__RECORDS TO USE__
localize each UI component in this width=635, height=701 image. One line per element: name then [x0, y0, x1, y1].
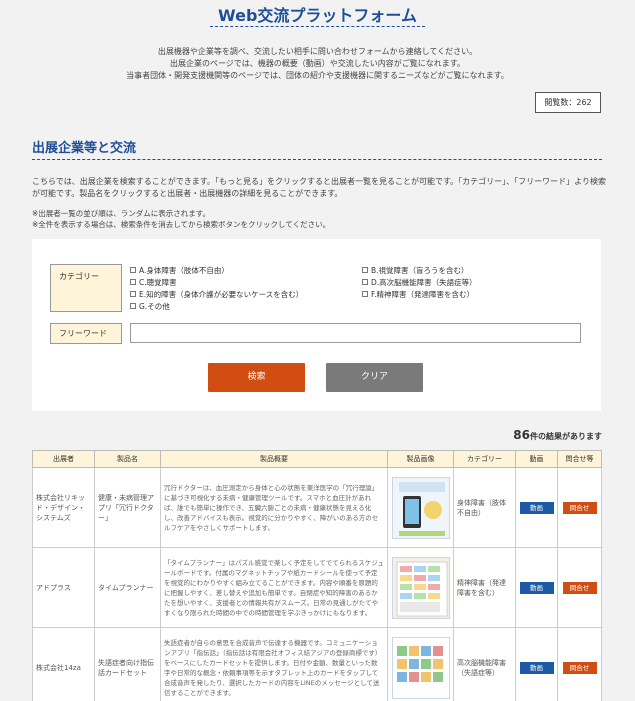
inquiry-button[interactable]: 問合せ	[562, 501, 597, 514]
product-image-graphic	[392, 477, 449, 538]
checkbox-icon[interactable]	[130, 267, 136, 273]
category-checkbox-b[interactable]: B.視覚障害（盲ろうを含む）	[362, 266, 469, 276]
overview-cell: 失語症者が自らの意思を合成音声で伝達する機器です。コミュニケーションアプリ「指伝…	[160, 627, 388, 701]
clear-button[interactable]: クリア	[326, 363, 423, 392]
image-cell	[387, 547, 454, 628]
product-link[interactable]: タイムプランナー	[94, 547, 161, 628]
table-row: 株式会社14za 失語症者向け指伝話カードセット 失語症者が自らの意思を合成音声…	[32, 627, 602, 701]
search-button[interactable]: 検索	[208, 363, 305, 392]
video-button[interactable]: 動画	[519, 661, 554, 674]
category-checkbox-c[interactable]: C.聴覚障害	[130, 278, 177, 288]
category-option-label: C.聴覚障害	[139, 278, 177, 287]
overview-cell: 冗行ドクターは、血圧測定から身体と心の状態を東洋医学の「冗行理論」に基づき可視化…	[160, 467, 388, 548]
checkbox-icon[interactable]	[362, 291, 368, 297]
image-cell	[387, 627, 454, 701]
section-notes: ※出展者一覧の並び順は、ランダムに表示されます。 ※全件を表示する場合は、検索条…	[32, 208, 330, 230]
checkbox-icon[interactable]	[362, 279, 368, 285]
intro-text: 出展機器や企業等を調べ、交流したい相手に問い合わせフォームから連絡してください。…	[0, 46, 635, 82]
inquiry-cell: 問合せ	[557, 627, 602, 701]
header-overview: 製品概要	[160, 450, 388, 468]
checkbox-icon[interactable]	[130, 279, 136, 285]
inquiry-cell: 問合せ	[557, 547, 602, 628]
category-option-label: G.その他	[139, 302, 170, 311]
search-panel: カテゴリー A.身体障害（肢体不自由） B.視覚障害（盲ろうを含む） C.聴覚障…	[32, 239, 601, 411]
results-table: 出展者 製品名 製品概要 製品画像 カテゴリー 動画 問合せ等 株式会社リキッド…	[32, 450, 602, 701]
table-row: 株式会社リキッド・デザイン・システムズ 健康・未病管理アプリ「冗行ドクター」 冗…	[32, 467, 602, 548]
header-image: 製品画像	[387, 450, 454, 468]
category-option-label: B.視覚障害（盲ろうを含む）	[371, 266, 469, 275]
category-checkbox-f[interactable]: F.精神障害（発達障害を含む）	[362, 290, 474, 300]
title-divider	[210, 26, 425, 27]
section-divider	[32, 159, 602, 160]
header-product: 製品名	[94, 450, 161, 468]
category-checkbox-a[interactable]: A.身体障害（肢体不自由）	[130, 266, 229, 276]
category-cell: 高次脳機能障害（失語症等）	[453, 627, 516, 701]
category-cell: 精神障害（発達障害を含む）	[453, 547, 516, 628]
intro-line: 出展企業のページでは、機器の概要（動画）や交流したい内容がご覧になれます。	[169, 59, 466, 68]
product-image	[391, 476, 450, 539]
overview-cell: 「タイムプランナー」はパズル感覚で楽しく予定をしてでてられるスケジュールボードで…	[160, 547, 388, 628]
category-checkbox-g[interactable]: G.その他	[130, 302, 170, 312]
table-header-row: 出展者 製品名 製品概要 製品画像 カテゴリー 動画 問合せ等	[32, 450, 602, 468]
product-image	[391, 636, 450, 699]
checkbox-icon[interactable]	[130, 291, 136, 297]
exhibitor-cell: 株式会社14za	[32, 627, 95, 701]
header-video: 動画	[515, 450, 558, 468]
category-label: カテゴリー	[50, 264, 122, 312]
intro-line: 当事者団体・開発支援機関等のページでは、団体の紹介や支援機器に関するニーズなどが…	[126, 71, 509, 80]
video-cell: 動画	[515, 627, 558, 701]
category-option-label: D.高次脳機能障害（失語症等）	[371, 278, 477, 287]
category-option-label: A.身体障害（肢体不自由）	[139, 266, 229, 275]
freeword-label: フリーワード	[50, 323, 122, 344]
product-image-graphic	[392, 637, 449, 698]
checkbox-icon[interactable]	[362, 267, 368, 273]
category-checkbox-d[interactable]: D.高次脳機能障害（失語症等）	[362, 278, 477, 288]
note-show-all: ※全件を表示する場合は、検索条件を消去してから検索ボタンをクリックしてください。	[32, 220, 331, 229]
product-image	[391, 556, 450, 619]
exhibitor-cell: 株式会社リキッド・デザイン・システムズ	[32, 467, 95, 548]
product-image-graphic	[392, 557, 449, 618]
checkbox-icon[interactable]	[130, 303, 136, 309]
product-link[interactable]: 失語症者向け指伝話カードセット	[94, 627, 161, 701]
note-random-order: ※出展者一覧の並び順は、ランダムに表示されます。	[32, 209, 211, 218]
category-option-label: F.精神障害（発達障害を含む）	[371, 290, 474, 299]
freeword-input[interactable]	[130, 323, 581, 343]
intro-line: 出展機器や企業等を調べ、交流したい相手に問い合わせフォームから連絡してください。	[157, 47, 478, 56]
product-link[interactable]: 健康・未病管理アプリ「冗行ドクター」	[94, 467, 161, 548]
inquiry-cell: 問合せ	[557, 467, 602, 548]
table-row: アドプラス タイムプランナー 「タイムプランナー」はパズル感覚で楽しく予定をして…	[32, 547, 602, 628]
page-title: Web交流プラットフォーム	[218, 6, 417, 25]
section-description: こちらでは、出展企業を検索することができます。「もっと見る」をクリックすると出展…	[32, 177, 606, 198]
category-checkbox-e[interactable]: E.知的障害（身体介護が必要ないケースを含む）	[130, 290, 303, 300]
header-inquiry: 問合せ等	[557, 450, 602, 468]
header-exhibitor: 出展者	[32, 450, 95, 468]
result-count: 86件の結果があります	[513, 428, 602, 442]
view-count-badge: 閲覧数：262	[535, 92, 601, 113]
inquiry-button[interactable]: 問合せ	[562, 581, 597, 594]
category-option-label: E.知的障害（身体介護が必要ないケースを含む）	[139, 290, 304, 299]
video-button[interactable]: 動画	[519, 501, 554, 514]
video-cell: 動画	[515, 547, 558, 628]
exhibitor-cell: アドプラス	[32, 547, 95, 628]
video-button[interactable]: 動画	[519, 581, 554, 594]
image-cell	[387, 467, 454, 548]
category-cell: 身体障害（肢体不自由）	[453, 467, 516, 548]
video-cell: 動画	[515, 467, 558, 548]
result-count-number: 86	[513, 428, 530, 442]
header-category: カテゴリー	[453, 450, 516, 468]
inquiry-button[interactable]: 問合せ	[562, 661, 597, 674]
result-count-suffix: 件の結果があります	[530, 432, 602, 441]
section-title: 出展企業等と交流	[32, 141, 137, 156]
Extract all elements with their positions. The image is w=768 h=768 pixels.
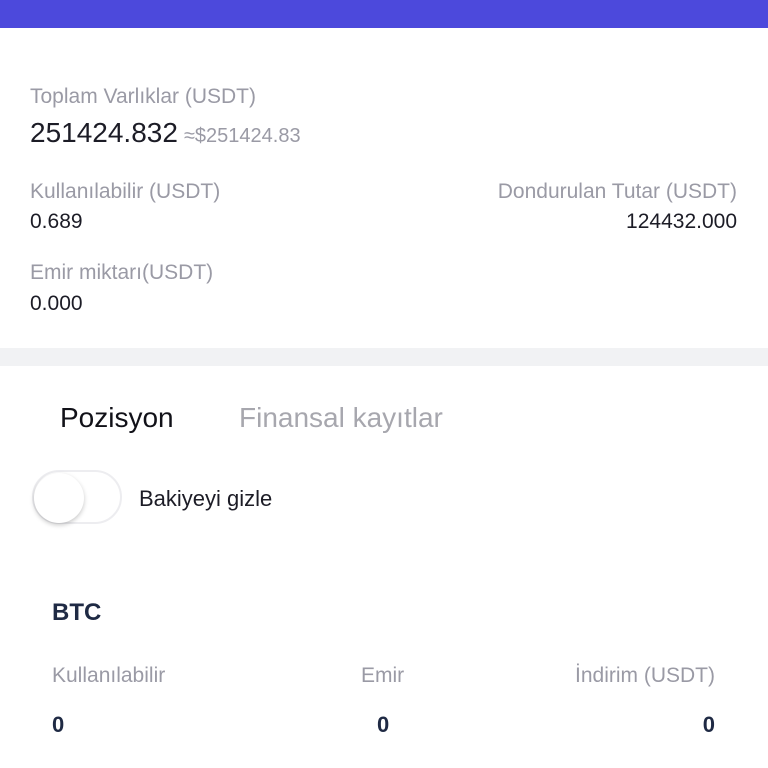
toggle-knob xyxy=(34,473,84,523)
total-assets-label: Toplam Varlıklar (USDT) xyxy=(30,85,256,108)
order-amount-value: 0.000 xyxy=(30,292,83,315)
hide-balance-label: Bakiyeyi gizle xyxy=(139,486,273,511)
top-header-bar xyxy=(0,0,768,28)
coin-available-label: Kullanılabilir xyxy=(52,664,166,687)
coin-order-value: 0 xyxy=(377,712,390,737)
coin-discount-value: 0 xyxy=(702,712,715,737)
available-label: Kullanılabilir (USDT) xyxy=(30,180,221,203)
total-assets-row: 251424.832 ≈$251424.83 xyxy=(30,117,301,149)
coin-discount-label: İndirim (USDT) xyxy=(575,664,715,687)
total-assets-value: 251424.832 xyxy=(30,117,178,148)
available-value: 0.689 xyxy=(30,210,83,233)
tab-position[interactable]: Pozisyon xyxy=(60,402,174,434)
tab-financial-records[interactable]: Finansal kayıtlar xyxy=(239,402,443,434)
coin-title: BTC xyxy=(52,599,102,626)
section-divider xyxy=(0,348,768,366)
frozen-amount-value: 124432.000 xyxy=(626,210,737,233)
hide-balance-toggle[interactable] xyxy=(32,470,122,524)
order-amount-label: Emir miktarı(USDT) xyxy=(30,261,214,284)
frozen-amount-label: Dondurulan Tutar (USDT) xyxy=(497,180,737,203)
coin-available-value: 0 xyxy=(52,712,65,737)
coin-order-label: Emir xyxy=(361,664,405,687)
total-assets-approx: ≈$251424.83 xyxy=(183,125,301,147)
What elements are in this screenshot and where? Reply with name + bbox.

__TASK TO COMPLETE__
Reproduce verbatim the lines of the records that start at the line containing "501, 597, 514]" and end at the line containing "search-panel: カテゴリー A.身体障害（肢体不自由）", including both of those lines.

__CORRECT RESULT__
inquiry-button[interactable]: 問合せ	[562, 501, 597, 514]
product-image-graphic	[392, 477, 449, 538]
checkbox-icon[interactable]	[130, 267, 136, 273]
category-checkbox-b[interactable]: B.視覚障害（盲ろうを含む）	[362, 266, 469, 276]
overview-cell: 失語症者が自らの意思を合成音声で伝達する機器です。コミュニケーションアプリ「指伝…	[160, 627, 388, 701]
clear-button[interactable]: クリア	[326, 363, 423, 392]
image-cell	[387, 547, 454, 628]
product-link[interactable]: タイムプランナー	[94, 547, 161, 628]
table-row: 株式会社14za 失語症者向け指伝話カードセット 失語症者が自らの意思を合成音声…	[32, 627, 602, 701]
search-button[interactable]: 検索	[208, 363, 305, 392]
video-button[interactable]: 動画	[519, 661, 554, 674]
category-checkbox-c[interactable]: C.聴覚障害	[130, 278, 177, 288]
category-option-label: C.聴覚障害	[139, 278, 177, 287]
overview-cell: 冗行ドクターは、血圧測定から身体と心の状態を東洋医学の「冗行理論」に基づき可視化…	[160, 467, 388, 548]
checkbox-icon[interactable]	[362, 291, 368, 297]
image-cell	[387, 627, 454, 701]
section-notes: ※出展者一覧の並び順は、ランダムに表示されます。 ※全件を表示する場合は、検索条…	[32, 208, 330, 230]
checkbox-icon[interactable]	[362, 279, 368, 285]
intro-text: 出展機器や企業等を調べ、交流したい相手に問い合わせフォームから連絡してください。…	[0, 46, 635, 82]
inquiry-cell: 問合せ	[557, 627, 602, 701]
header-overview: 製品概要	[160, 450, 388, 468]
checkbox-icon[interactable]	[130, 279, 136, 285]
inquiry-cell: 問合せ	[557, 547, 602, 628]
category-option-label: G.その他	[139, 302, 170, 311]
search-panel: カテゴリー A.身体障害（肢体不自由） B.視覚障害（盲ろうを含む） C.聴覚障…	[32, 239, 601, 411]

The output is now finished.